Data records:
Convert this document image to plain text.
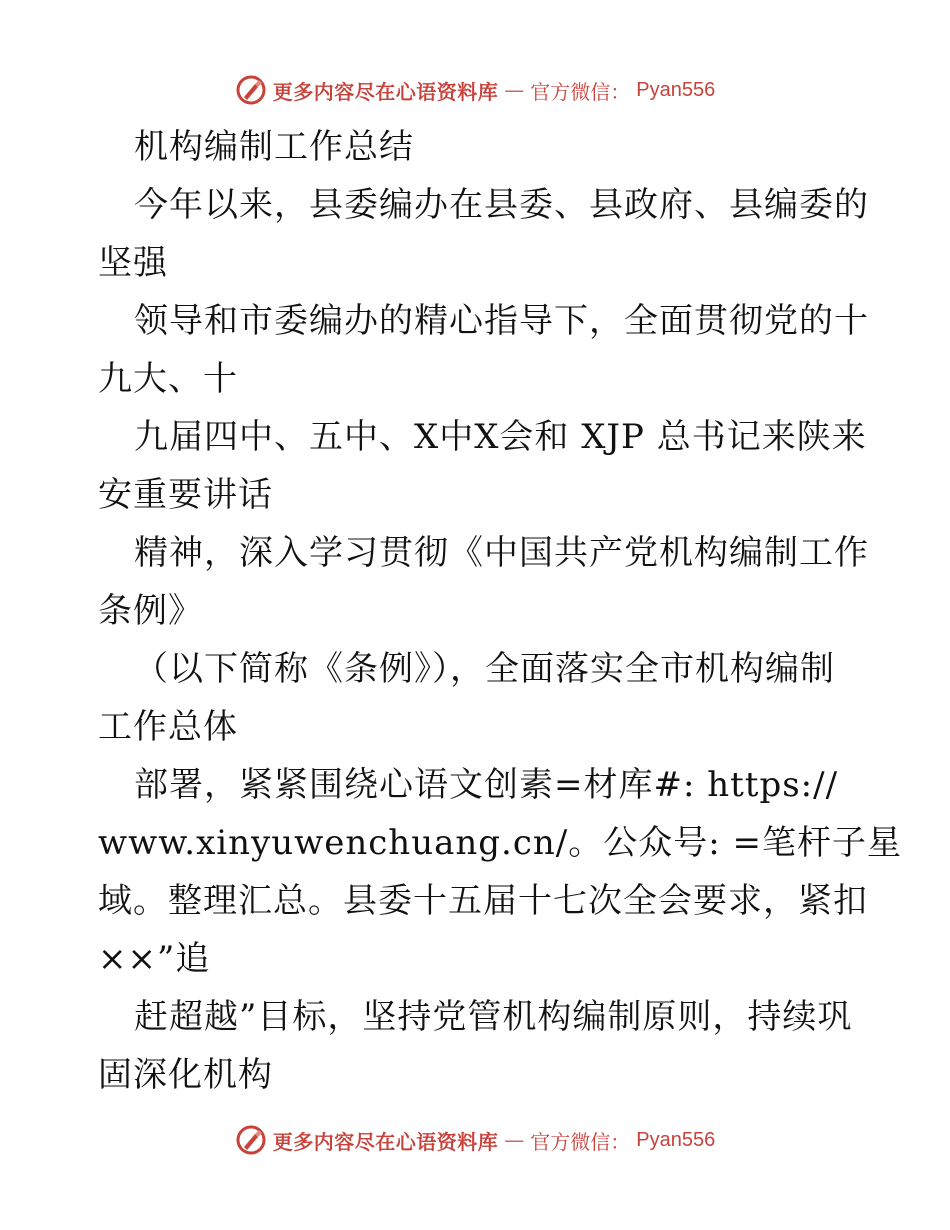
更多内容尽在心语资料库 — 官方微信： Pyan556
机构编制工作总结
今年以来，县委编办在县委、县政府、县编委的
坚强
领导和市委编办的精心指导下，全面贯彻党的十
九大、十
九届四中、五中、X中X会和 XJP 总书记来陕来
安重要讲话
精神，深入学习贯彻《中国共产党机构编制工作
条例》
（以下简称《条例》），全面落实全市机构编制
工作总体
部署，紧紧围绕心语文创素=材库#: https://
www.xinyuwenchuang.cn/。公众号: =笔杆子星
域。整理汇总。县委十五届十七次全会要求，紧扣
××”追
赶超越”目标，坚持党管机构编制原则，持续巩
固深化机构
更多内容尽在心语资料库 — 官方微信： Pyan556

→ **WHAT IS BEING ASKED**
Copy the records exactly. Skip the pictures.

→ **WRITTEN ANSWER**
Convert this document image to plain text.
更多内容尽在心语资料库 — 官方微信： Pyan556
机构编制工作总结
今年以来，县委编办在县委、县政府、县编委的
坚强
领导和市委编办的精心指导下，全面贯彻党的十
九大、十
九届四中、五中、X中X会和 XJP 总书记来陕来
安重要讲话
精神，深入学习贯彻《中国共产党机构编制工作
条例》
（以下简称《条例》），全面落实全市机构编制
工作总体
部署，紧紧围绕心语文创素=材库#: https://
www.xinyuwenchuang.cn/。公众号: =笔杆子星
域。整理汇总。县委十五届十七次全会要求，紧扣
××”追
赶超越”目标，坚持党管机构编制原则，持续巩
固深化机构
更多内容尽在心语资料库 — 官方微信： Pyan556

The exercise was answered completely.